TASK DIRECTIONS →
Exactly as written, retype the listing below, omitting the pictures.

**** INFORMATION SUPPLIED

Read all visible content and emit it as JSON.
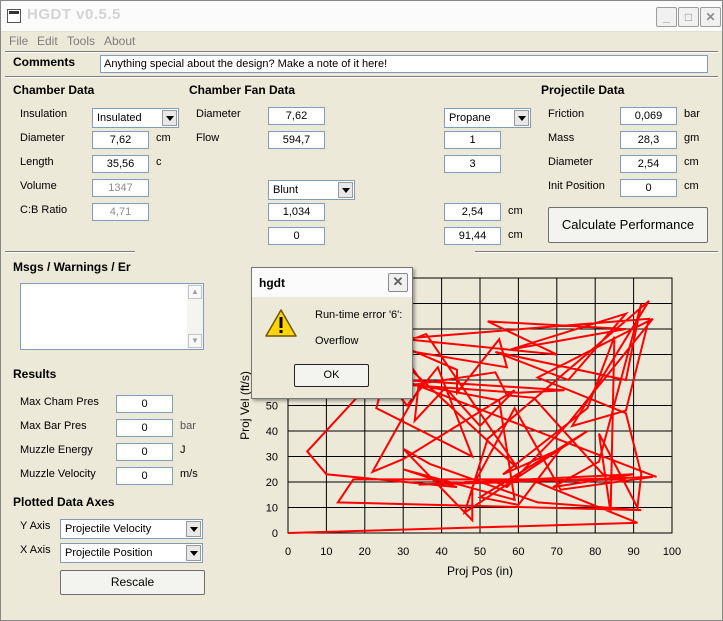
{
  "window": {
    "title": "HGDT v0.5.5"
  },
  "menu": [
    "File",
    "Edit",
    "Tools",
    "About"
  ],
  "comments": {
    "label": "Comments",
    "value": "Anything special about the design?  Make a note of it here!"
  },
  "chamber": {
    "heading": "Chamber Data",
    "insulation_label": "Insulation",
    "insulation_value": "Insulated",
    "diameter_label": "Diameter",
    "diameter_value": "7,62",
    "diameter_unit": "cm",
    "length_label": "Length",
    "length_value": "35,56",
    "length_unit": "c",
    "volume_label": "Volume",
    "volume_value": "1347",
    "cb_label": "C:B Ratio",
    "cb_value": "4,71"
  },
  "fan": {
    "heading": "Chamber Fan Data",
    "diameter_label": "Diameter",
    "diameter_value": "7,62",
    "flow_label": "Flow",
    "flow_value": "594,7",
    "shape_value": "Blunt",
    "v1": "1,034",
    "v2": "0"
  },
  "fuel": {
    "value": "Propane",
    "v1": "1",
    "v2": "3",
    "v3": "2,54",
    "v3_unit": "cm",
    "v4": "91,44",
    "v4_unit": "cm"
  },
  "projectile": {
    "heading": "Projectile Data",
    "friction_label": "Friction",
    "friction_value": "0,069",
    "friction_unit": "bar",
    "mass_label": "Mass",
    "mass_value": "28,3",
    "mass_unit": "gm",
    "diameter_label": "Diameter",
    "diameter_value": "2,54",
    "diameter_unit": "cm",
    "initpos_label": "Init Position",
    "initpos_value": "0",
    "initpos_unit": "cm"
  },
  "calc_button": "Calculate Performance",
  "msgs": {
    "heading": "Msgs / Warnings / Er"
  },
  "results": {
    "heading": "Results",
    "cham_label": "Max Cham Pres",
    "cham_value": "0",
    "bar_label": "Max Bar Pres",
    "bar_value": "0",
    "bar_unit": "bar",
    "energy_label": "Muzzle Energy",
    "energy_value": "0",
    "energy_unit": "J",
    "velocity_label": "Muzzle Velocity",
    "velocity_value": "0",
    "velocity_unit": "m/s"
  },
  "axes": {
    "heading": "Plotted Data Axes",
    "y_label": "Y Axis",
    "y_value": "Projectile Velocity",
    "x_label": "X Axis",
    "x_value": "Projectile Position",
    "rescale": "Rescale"
  },
  "dialog": {
    "title": "hgdt",
    "message": "Run-time error '6':",
    "detail": "Overflow",
    "ok": "OK"
  },
  "colors": {
    "line": "#ff0000",
    "grid": "#000000"
  },
  "chart_data": {
    "type": "line",
    "xlabel": "Proj Pos (in)",
    "ylabel": "Proj Vel (ft/s)",
    "xlim": [
      0,
      100
    ],
    "ylim": [
      0,
      100
    ],
    "xticks": [
      0,
      10,
      20,
      30,
      40,
      50,
      60,
      70,
      80,
      90,
      100
    ],
    "yticks": [
      0,
      10,
      20,
      30,
      40,
      50
    ],
    "series": [
      {
        "x": [
          0,
          91,
          63,
          17,
          13,
          92,
          65,
          37,
          30,
          48,
          48,
          59,
          71,
          95,
          54,
          57,
          73,
          95,
          65,
          88,
          92,
          91,
          81,
          84,
          85,
          78,
          56,
          71,
          60,
          50,
          78,
          46,
          52,
          94,
          74,
          88,
          94,
          28,
          9,
          36,
          60,
          27,
          23,
          48,
          39,
          31,
          24,
          5,
          10,
          44,
          30,
          59,
          55,
          34,
          33,
          41,
          50,
          59,
          30,
          22,
          35,
          29,
          57,
          55,
          44,
          44,
          24,
          70,
          52,
          88,
          58,
          88,
          73,
          54,
          88,
          92,
          81,
          69,
          90,
          34,
          60,
          46,
          88,
          82,
          64,
          57,
          54,
          32,
          60,
          72,
          30,
          96
        ],
        "y": [
          0,
          4,
          21,
          21,
          12,
          9,
          12,
          27,
          33,
          5,
          18,
          49,
          17,
          22,
          20,
          18,
          43,
          84,
          61,
          47,
          23,
          10,
          39,
          8,
          77,
          49,
          23,
          33,
          11,
          14,
          40,
          8,
          37,
          91,
          42,
          48,
          84,
          76,
          63,
          78,
          25,
          71,
          49,
          30,
          65,
          50,
          63,
          32,
          23,
          18,
          25,
          13,
          52,
          58,
          44,
          57,
          42,
          56,
          29,
          24,
          59,
          72,
          65,
          76,
          55,
          64,
          77,
          70,
          83,
          80,
          72,
          86,
          60,
          71,
          60,
          90,
          28,
          18,
          23,
          19,
          20,
          20,
          21,
          23,
          53,
          54,
          63,
          58,
          55,
          56,
          60,
          22
        ]
      }
    ]
  }
}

********

FULL RESPONSE →
Read all visible content and emit it as JSON.
{
  "window": {
    "title": "HGDT v0.5.5"
  },
  "menu": [
    "File",
    "Edit",
    "Tools",
    "About"
  ],
  "comments": {
    "label": "Comments",
    "value": "Anything special about the design?  Make a note of it here!"
  },
  "chamber": {
    "heading": "Chamber Data",
    "insulation_label": "Insulation",
    "insulation_value": "Insulated",
    "diameter_label": "Diameter",
    "diameter_value": "7,62",
    "diameter_unit": "cm",
    "length_label": "Length",
    "length_value": "35,56",
    "length_unit": "c",
    "volume_label": "Volume",
    "volume_value": "1347",
    "cb_label": "C:B Ratio",
    "cb_value": "4,71"
  },
  "fan": {
    "heading": "Chamber Fan Data",
    "diameter_label": "Diameter",
    "diameter_value": "7,62",
    "flow_label": "Flow",
    "flow_value": "594,7",
    "shape_value": "Blunt",
    "v1": "1,034",
    "v2": "0"
  },
  "fuel": {
    "value": "Propane",
    "v1": "1",
    "v2": "3",
    "v3": "2,54",
    "v3_unit": "cm",
    "v4": "91,44",
    "v4_unit": "cm"
  },
  "projectile": {
    "heading": "Projectile Data",
    "friction_label": "Friction",
    "friction_value": "0,069",
    "friction_unit": "bar",
    "mass_label": "Mass",
    "mass_value": "28,3",
    "mass_unit": "gm",
    "diameter_label": "Diameter",
    "diameter_value": "2,54",
    "diameter_unit": "cm",
    "initpos_label": "Init Position",
    "initpos_value": "0",
    "initpos_unit": "cm"
  },
  "calc_button": "Calculate Performance",
  "msgs": {
    "heading": "Msgs / Warnings / Er"
  },
  "results": {
    "heading": "Results",
    "cham_label": "Max Cham Pres",
    "cham_value": "0",
    "bar_label": "Max Bar Pres",
    "bar_value": "0",
    "bar_unit": "bar",
    "energy_label": "Muzzle Energy",
    "energy_value": "0",
    "energy_unit": "J",
    "velocity_label": "Muzzle Velocity",
    "velocity_value": "0",
    "velocity_unit": "m/s"
  },
  "axes": {
    "heading": "Plotted Data Axes",
    "y_label": "Y Axis",
    "y_value": "Projectile Velocity",
    "x_label": "X Axis",
    "x_value": "Projectile Position",
    "rescale": "Rescale"
  },
  "dialog": {
    "title": "hgdt",
    "message": "Run-time error '6':",
    "detail": "Overflow",
    "ok": "OK"
  },
  "colors": {
    "line": "#ff0000",
    "grid": "#000000"
  },
  "chart_data": {
    "type": "line",
    "xlabel": "Proj Pos (in)",
    "ylabel": "Proj Vel (ft/s)",
    "xlim": [
      0,
      100
    ],
    "ylim": [
      0,
      100
    ],
    "xticks": [
      0,
      10,
      20,
      30,
      40,
      50,
      60,
      70,
      80,
      90,
      100
    ],
    "yticks": [
      0,
      10,
      20,
      30,
      40,
      50
    ],
    "series": [
      {
        "x": [
          0,
          91,
          63,
          17,
          13,
          92,
          65,
          37,
          30,
          48,
          48,
          59,
          71,
          95,
          54,
          57,
          73,
          95,
          65,
          88,
          92,
          91,
          81,
          84,
          85,
          78,
          56,
          71,
          60,
          50,
          78,
          46,
          52,
          94,
          74,
          88,
          94,
          28,
          9,
          36,
          60,
          27,
          23,
          48,
          39,
          31,
          24,
          5,
          10,
          44,
          30,
          59,
          55,
          34,
          33,
          41,
          50,
          59,
          30,
          22,
          35,
          29,
          57,
          55,
          44,
          44,
          24,
          70,
          52,
          88,
          58,
          88,
          73,
          54,
          88,
          92,
          81,
          69,
          90,
          34,
          60,
          46,
          88,
          82,
          64,
          57,
          54,
          32,
          60,
          72,
          30,
          96
        ],
        "y": [
          0,
          4,
          21,
          21,
          12,
          9,
          12,
          27,
          33,
          5,
          18,
          49,
          17,
          22,
          20,
          18,
          43,
          84,
          61,
          47,
          23,
          10,
          39,
          8,
          77,
          49,
          23,
          33,
          11,
          14,
          40,
          8,
          37,
          91,
          42,
          48,
          84,
          76,
          63,
          78,
          25,
          71,
          49,
          30,
          65,
          50,
          63,
          32,
          23,
          18,
          25,
          13,
          52,
          58,
          44,
          57,
          42,
          56,
          29,
          24,
          59,
          72,
          65,
          76,
          55,
          64,
          77,
          70,
          83,
          80,
          72,
          86,
          60,
          71,
          60,
          90,
          28,
          18,
          23,
          19,
          20,
          20,
          21,
          23,
          53,
          54,
          63,
          58,
          55,
          56,
          60,
          22
        ]
      }
    ]
  }
}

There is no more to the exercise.